Dataset entries on figures:
<<<<
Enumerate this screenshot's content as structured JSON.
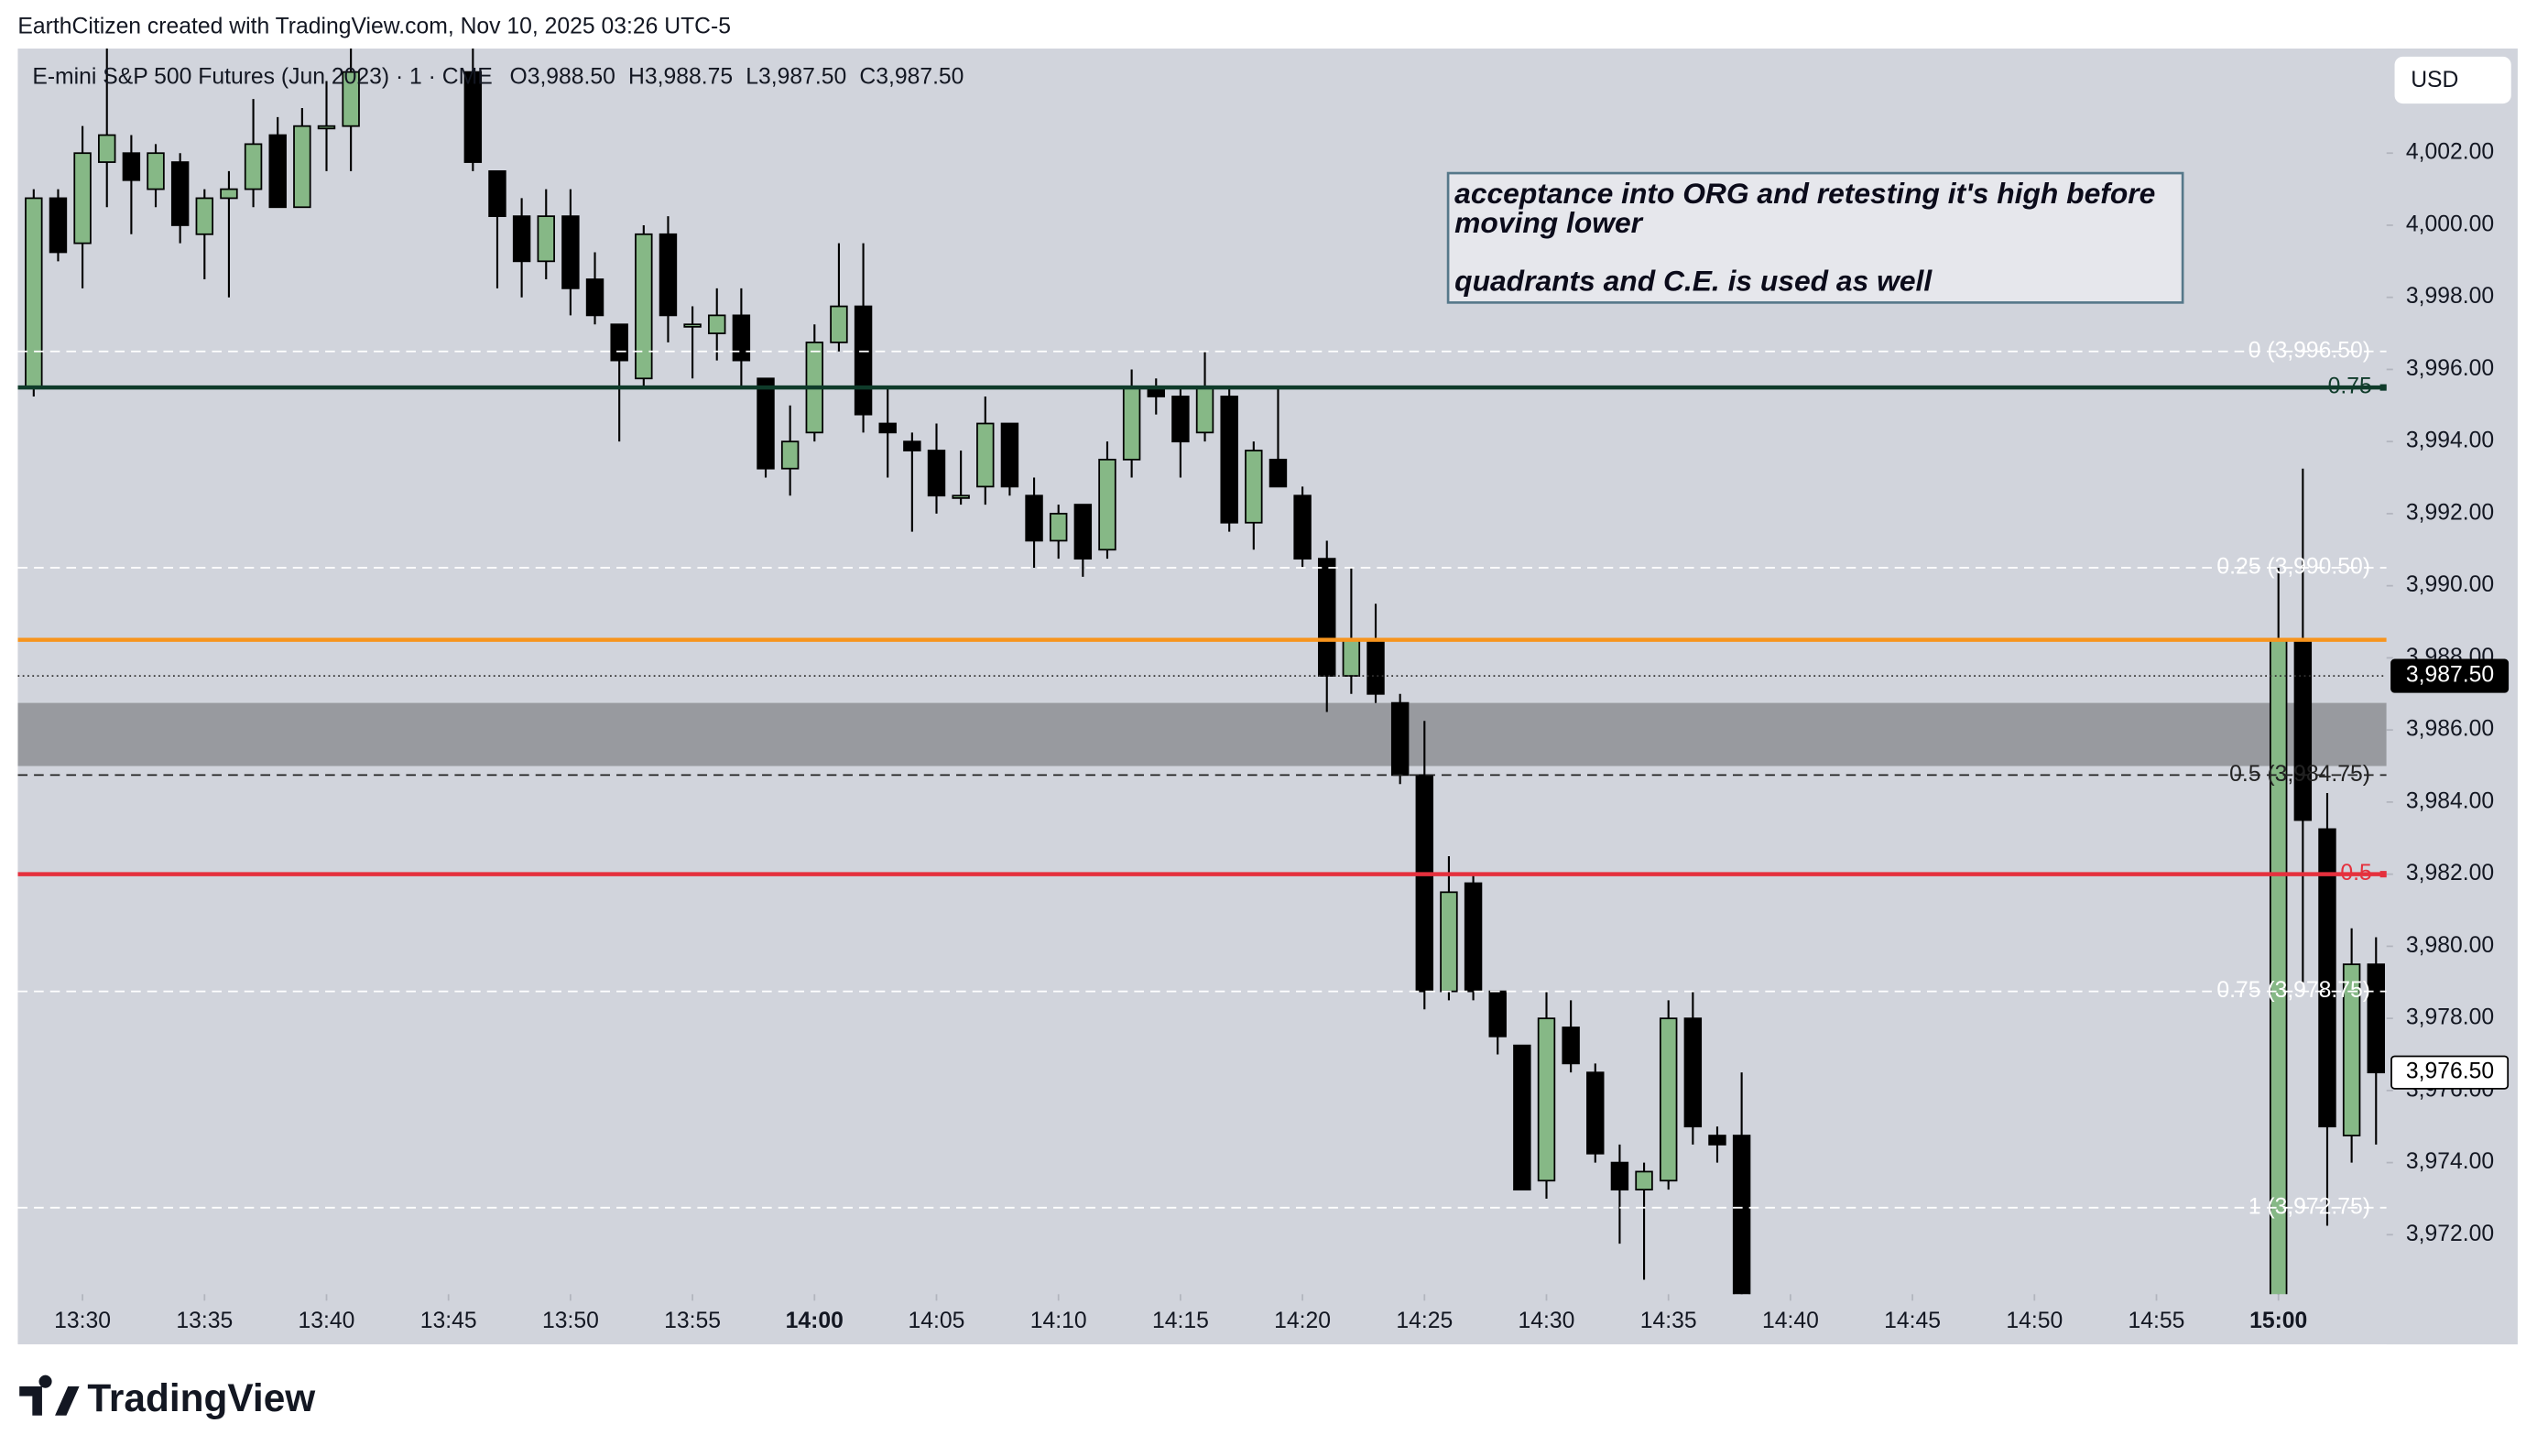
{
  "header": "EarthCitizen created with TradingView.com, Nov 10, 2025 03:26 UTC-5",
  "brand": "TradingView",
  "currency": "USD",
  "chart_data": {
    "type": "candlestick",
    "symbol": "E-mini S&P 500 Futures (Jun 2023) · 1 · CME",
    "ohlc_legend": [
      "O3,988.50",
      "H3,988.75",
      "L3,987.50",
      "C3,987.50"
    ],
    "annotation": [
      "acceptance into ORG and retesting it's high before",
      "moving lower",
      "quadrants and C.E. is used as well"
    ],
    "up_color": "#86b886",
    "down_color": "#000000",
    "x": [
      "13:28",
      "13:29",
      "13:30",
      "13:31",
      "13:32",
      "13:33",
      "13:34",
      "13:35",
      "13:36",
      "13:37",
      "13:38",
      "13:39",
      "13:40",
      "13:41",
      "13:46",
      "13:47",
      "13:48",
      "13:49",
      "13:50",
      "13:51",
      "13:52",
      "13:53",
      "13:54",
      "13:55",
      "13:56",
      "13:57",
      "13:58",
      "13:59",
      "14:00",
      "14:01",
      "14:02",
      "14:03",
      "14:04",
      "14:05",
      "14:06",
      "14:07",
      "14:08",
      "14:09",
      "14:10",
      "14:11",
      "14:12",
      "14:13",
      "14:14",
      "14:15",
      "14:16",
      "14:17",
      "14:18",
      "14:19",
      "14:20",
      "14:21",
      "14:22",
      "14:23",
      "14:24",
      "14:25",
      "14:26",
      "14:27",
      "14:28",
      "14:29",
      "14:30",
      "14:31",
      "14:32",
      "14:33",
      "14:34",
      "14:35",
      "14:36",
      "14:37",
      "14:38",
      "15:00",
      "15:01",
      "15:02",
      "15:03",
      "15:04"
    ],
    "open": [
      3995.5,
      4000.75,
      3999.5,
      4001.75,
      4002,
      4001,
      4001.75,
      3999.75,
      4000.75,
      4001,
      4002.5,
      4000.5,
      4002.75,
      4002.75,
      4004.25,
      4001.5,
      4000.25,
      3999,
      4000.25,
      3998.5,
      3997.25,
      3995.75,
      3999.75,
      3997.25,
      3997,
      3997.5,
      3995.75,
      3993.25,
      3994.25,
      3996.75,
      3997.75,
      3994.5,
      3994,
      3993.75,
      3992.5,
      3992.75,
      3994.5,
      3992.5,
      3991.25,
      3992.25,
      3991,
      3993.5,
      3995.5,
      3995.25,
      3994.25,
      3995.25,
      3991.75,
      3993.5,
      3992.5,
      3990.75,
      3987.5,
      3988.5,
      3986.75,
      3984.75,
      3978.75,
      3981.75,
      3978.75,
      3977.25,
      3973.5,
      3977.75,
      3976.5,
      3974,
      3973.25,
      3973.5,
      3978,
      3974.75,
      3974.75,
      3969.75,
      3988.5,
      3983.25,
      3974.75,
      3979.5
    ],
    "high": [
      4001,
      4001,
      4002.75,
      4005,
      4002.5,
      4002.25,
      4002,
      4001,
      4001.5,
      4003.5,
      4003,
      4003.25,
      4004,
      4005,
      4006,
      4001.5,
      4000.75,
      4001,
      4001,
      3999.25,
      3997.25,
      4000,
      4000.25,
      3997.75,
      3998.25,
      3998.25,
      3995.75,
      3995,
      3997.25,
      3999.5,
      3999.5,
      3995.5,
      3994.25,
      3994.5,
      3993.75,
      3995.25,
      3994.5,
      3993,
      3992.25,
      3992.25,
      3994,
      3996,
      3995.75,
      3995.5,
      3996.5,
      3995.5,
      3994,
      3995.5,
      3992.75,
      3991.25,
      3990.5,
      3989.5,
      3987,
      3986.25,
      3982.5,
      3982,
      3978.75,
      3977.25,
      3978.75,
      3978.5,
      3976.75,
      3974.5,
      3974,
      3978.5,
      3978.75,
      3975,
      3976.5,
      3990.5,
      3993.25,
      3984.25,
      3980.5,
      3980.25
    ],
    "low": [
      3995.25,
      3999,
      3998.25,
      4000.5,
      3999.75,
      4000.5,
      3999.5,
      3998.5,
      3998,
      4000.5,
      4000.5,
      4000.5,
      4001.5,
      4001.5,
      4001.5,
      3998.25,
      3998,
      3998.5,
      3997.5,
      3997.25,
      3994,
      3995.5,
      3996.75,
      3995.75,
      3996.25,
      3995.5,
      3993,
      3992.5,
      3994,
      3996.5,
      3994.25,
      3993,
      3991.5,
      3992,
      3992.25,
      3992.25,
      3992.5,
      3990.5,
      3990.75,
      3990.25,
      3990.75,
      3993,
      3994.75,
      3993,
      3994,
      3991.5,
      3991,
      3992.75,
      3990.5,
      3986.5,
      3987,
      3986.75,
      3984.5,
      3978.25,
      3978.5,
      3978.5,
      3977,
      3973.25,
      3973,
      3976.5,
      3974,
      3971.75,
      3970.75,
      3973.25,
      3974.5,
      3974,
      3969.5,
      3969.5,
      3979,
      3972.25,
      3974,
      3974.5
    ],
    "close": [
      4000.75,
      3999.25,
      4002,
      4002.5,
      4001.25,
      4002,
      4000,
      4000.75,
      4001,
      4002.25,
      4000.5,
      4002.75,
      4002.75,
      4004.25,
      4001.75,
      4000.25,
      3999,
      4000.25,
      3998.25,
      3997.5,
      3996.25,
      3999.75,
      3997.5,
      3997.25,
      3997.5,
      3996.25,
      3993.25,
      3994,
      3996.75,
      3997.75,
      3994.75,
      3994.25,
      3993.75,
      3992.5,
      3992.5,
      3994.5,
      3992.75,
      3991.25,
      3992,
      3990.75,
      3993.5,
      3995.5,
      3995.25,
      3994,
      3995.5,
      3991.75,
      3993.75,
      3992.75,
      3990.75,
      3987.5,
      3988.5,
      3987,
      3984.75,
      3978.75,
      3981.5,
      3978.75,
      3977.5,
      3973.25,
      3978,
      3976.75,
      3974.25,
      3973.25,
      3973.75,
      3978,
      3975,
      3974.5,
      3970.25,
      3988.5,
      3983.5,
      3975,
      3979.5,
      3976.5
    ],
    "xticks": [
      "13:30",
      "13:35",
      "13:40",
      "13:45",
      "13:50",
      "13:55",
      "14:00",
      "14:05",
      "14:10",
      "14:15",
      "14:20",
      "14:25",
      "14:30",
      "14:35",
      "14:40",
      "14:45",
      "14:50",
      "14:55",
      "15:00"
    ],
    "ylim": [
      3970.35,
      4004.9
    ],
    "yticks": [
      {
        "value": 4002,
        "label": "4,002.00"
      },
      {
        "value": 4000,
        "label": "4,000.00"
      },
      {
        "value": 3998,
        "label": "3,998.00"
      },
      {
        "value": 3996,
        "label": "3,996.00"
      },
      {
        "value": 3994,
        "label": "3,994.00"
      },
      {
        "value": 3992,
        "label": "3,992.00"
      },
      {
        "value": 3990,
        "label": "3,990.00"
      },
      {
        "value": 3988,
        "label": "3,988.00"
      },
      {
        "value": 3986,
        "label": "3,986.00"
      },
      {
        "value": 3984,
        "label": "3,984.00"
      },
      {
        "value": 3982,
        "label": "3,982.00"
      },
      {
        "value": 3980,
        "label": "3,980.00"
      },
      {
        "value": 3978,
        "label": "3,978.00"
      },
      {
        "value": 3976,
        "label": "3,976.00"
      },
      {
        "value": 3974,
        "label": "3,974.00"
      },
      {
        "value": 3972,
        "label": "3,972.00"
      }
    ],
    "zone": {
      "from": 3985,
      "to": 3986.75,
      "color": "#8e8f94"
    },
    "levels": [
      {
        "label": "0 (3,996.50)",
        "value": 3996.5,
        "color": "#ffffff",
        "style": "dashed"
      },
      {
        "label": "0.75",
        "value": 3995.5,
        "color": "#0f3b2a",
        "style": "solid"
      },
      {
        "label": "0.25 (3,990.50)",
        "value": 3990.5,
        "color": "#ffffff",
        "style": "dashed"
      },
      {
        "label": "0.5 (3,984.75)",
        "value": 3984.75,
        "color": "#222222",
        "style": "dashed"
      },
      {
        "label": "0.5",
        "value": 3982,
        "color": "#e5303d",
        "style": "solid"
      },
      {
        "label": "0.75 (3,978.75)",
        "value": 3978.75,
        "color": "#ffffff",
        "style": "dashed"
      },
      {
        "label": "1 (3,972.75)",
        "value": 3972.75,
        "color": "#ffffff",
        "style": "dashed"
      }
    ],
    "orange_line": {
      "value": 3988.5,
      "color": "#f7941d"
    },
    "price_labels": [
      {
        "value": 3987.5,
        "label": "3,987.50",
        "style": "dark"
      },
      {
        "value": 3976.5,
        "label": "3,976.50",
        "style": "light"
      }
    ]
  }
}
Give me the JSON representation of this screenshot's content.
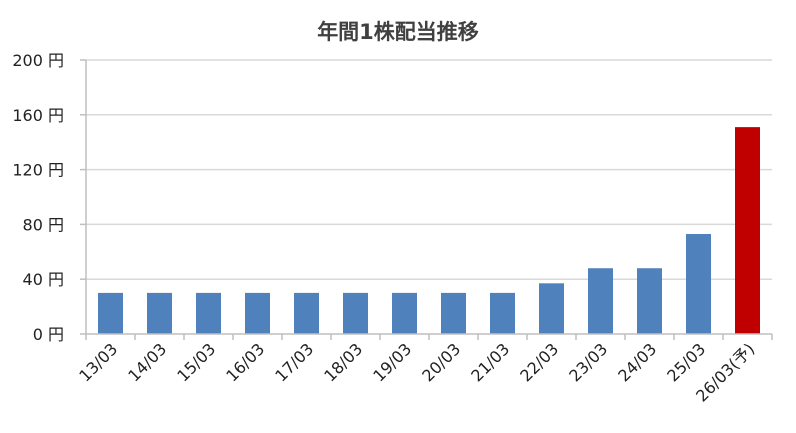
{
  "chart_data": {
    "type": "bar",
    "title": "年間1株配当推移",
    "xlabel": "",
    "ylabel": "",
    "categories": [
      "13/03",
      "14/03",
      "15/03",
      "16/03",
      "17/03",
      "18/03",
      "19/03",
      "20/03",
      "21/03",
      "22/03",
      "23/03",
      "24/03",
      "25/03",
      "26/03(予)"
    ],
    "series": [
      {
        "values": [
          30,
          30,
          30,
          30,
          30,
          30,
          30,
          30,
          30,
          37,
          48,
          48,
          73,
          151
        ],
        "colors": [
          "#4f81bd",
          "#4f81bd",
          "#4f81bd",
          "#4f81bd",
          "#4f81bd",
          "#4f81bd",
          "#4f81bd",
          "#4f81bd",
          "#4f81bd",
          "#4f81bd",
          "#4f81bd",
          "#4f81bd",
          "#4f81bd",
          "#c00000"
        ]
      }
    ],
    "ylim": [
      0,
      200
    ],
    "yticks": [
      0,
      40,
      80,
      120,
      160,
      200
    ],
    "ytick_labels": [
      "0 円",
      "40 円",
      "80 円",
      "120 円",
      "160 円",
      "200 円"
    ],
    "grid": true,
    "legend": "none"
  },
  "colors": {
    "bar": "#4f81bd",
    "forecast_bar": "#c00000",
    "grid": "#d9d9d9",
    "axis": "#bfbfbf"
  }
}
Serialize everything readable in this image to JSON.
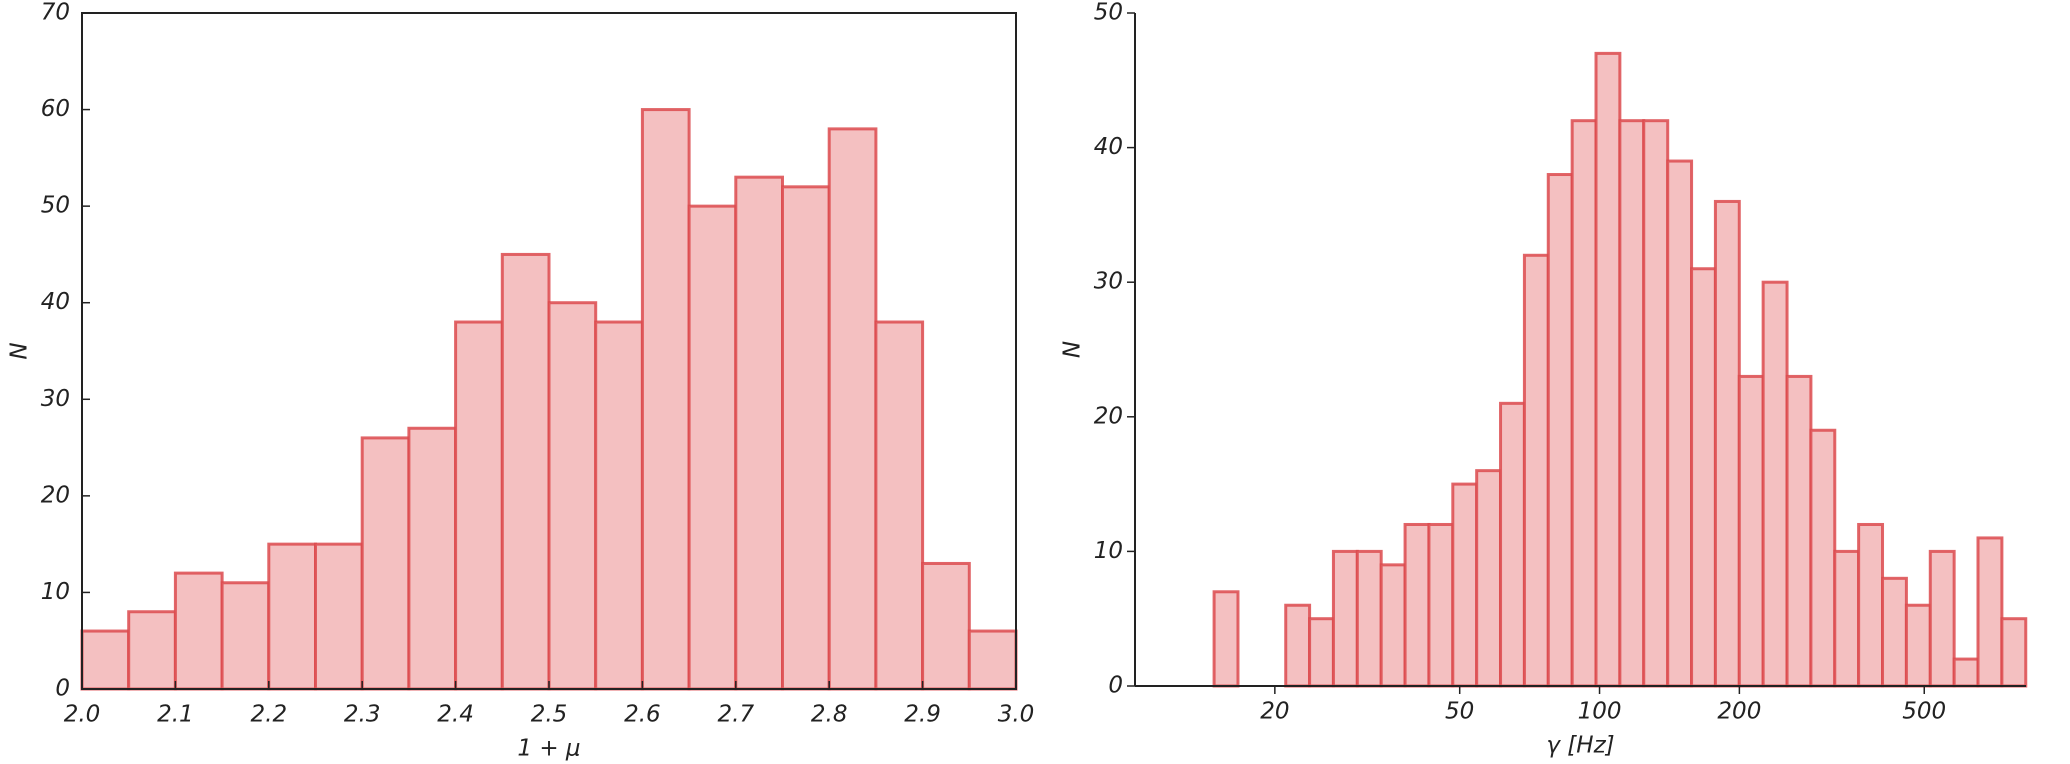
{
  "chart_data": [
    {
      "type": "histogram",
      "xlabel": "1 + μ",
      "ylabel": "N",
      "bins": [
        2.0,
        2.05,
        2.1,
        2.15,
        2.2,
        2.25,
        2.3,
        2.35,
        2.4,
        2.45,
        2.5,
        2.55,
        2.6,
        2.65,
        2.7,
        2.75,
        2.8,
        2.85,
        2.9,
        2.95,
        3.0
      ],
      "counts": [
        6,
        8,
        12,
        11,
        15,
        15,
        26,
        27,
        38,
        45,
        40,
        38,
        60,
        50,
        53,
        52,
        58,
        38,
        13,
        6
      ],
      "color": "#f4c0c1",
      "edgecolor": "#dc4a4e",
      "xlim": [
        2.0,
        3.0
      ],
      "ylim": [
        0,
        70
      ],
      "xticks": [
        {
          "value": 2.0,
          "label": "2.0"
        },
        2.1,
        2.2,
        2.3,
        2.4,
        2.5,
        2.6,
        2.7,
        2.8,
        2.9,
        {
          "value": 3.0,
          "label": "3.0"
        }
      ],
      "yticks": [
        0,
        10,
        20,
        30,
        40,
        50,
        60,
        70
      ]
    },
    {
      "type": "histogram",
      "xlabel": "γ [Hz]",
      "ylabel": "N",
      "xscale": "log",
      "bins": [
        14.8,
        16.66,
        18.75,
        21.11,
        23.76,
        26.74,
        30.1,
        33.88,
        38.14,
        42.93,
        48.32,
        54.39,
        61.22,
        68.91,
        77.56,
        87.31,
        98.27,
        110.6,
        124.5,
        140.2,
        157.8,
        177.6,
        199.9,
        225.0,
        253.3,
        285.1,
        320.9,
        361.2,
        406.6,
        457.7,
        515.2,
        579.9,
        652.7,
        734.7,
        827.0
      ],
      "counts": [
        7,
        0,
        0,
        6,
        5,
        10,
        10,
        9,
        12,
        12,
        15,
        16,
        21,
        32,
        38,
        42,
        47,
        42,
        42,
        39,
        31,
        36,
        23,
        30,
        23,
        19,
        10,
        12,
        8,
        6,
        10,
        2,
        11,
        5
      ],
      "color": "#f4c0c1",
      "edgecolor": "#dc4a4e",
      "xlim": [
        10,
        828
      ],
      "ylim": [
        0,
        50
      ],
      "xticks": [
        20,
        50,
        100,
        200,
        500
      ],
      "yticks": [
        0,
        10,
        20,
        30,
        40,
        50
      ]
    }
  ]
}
>>>>
● YOUR GOAL
From the data above, copy each line that holds "this".

● SOLVED PROBLEM
Enumerate this screenshot's content as structured JSON.
Give me the JSON representation of this screenshot's content.
Serialize everything readable in this image to JSON.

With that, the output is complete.